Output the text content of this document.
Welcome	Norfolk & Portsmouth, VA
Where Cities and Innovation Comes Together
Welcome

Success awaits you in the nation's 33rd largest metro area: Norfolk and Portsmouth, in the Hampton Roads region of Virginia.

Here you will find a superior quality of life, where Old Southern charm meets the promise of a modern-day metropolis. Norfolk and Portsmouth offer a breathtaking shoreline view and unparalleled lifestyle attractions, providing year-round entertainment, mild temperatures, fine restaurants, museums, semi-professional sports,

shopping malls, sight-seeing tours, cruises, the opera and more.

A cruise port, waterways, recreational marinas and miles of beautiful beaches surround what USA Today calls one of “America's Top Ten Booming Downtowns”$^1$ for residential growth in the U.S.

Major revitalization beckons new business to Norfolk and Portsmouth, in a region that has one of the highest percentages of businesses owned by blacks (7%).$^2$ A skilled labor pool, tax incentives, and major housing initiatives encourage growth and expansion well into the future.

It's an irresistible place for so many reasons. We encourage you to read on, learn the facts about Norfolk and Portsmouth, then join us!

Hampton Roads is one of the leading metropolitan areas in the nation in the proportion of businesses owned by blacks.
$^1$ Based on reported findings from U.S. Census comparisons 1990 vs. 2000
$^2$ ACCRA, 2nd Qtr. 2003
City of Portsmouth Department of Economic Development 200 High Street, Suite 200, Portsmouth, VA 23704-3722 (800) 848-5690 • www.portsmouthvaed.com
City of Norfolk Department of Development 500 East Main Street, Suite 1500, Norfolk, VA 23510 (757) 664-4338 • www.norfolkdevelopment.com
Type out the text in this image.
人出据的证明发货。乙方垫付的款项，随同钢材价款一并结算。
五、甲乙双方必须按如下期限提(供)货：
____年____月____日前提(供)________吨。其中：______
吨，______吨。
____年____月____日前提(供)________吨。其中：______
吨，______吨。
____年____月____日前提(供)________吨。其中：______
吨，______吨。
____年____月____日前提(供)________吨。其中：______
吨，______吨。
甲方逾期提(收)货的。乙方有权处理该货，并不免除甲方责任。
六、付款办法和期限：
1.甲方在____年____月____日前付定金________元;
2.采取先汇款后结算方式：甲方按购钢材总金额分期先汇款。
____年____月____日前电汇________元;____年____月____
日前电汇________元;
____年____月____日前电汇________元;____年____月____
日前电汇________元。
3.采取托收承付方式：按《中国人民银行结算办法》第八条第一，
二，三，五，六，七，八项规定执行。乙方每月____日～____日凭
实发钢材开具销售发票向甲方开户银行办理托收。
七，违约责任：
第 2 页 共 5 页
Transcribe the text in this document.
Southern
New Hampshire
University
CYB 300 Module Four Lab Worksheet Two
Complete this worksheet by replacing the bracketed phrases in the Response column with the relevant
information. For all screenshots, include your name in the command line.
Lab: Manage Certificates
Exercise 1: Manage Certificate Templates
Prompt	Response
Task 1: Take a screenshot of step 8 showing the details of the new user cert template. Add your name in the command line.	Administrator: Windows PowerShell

= Your goal =
Copy whichever lines in the listing above contain the word "businesses".

= Task solution =
Major revitalization beckons new business to Norfolk and Portsmouth, in a region that has one of the highest percentages of businesses owned by blacks (7%).$^2$ A skilled labor pool, tax incentives, and major housing initiatives encourage growth and expansion well into the future.
Hampton Roads is one of the leading metropolitan areas in the nation in the proportion of businesses owned by blacks.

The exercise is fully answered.